— begin —

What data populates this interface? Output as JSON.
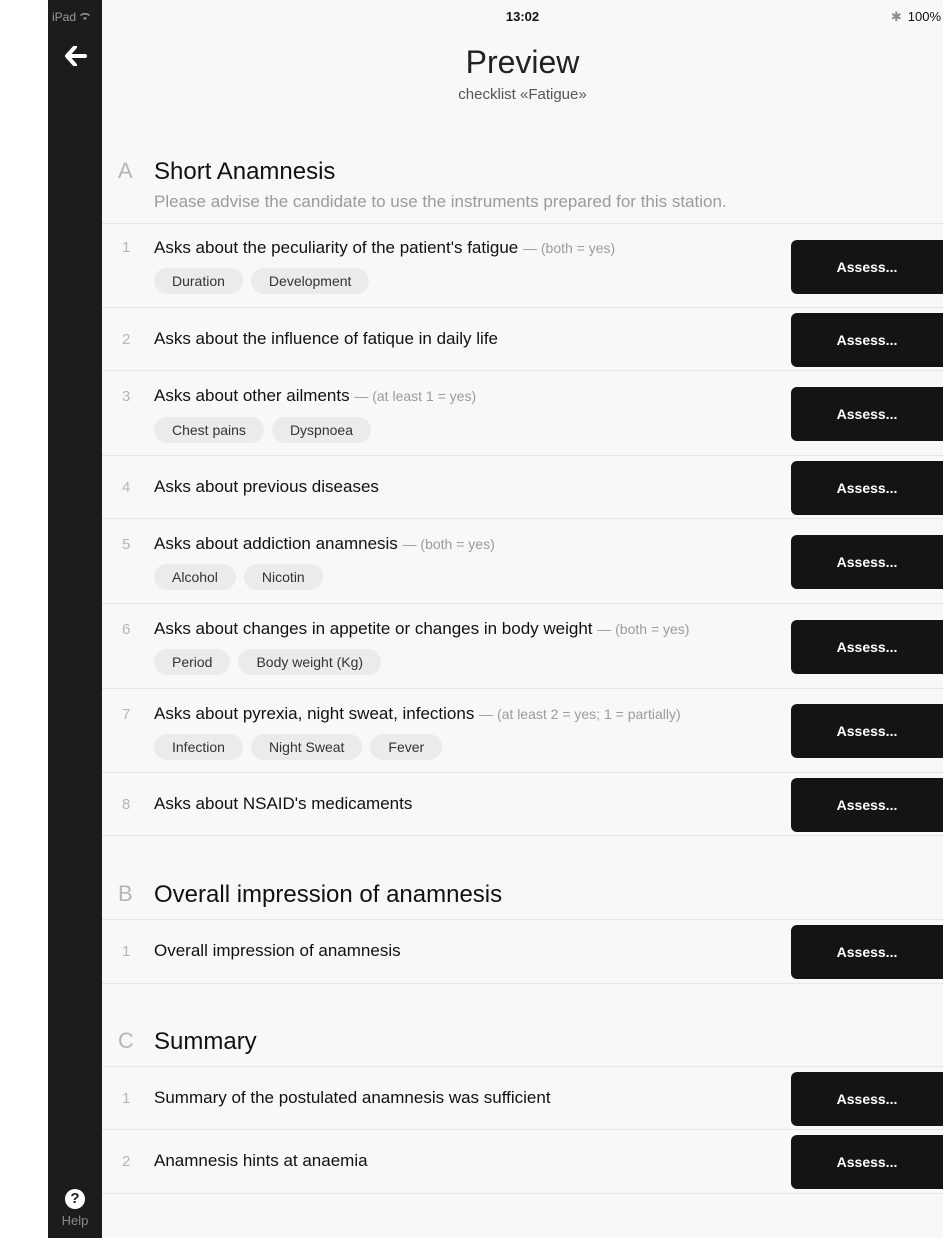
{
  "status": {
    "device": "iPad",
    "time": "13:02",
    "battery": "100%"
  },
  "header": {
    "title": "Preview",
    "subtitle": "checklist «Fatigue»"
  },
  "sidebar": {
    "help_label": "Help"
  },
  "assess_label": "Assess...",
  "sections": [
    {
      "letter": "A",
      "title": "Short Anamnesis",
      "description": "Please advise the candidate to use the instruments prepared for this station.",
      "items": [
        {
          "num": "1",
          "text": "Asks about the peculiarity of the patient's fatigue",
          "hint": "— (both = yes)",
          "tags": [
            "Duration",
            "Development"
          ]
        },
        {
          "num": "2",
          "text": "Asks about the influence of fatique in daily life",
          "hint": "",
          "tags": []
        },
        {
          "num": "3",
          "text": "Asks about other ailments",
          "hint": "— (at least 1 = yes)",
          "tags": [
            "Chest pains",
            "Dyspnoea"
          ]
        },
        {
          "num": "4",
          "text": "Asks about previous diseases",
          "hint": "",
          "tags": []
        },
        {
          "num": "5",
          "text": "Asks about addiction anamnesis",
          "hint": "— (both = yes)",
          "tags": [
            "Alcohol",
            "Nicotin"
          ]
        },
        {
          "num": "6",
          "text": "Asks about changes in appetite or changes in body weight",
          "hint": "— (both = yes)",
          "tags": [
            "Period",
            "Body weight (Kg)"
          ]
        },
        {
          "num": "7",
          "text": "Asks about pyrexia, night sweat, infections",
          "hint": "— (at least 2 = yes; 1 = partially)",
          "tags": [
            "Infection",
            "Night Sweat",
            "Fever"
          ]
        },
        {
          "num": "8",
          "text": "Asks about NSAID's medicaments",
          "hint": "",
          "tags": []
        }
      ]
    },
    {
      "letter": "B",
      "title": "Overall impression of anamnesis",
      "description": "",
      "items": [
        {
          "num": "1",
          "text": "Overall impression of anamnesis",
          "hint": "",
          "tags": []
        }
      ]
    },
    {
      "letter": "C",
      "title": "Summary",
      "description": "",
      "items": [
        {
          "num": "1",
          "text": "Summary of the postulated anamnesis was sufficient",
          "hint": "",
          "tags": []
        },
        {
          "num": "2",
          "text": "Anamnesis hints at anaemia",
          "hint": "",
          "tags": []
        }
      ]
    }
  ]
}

— end —
— begin —

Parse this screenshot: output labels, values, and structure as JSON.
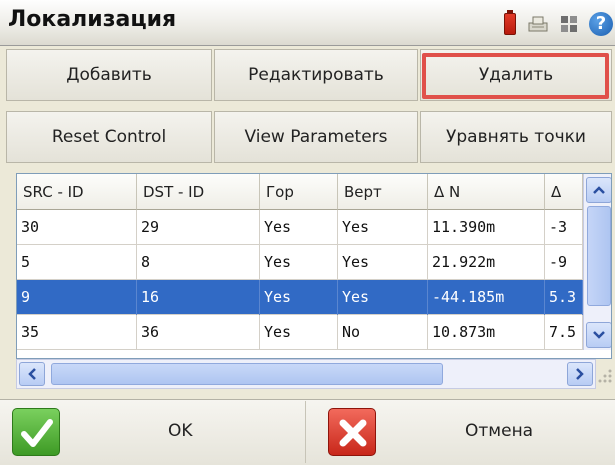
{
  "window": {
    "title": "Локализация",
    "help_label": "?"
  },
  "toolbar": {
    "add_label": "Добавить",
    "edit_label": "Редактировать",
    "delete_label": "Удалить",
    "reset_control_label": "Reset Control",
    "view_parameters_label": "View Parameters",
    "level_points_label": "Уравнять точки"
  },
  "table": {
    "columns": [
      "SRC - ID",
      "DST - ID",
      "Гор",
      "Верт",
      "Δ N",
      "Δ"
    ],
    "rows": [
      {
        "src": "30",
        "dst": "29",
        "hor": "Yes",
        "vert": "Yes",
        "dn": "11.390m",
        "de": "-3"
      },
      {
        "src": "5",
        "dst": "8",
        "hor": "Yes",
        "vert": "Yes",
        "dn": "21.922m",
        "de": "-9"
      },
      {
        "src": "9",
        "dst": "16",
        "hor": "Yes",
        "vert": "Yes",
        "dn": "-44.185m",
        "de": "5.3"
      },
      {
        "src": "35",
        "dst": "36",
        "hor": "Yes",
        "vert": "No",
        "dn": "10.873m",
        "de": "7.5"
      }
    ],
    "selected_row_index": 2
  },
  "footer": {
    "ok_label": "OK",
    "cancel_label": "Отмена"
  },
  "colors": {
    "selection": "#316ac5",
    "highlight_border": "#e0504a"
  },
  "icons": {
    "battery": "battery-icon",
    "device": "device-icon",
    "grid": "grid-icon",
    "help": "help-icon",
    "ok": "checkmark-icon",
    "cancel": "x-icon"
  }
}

— end —
— begin —

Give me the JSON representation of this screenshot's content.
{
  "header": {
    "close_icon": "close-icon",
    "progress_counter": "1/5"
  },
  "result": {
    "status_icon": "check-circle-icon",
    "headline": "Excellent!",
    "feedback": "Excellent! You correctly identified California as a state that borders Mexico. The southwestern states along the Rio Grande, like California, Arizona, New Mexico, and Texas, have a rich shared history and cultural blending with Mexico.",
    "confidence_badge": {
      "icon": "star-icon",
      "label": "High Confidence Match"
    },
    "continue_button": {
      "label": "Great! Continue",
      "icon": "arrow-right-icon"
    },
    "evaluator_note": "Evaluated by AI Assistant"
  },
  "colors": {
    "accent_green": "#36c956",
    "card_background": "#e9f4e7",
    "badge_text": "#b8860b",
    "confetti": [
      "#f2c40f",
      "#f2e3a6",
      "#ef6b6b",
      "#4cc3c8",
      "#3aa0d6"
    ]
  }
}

— end —

Using the listing above, show every line that includes the string "Summary".

      "title": "Summary",
          "text": "Summary of the postulated anamnesis was sufficient",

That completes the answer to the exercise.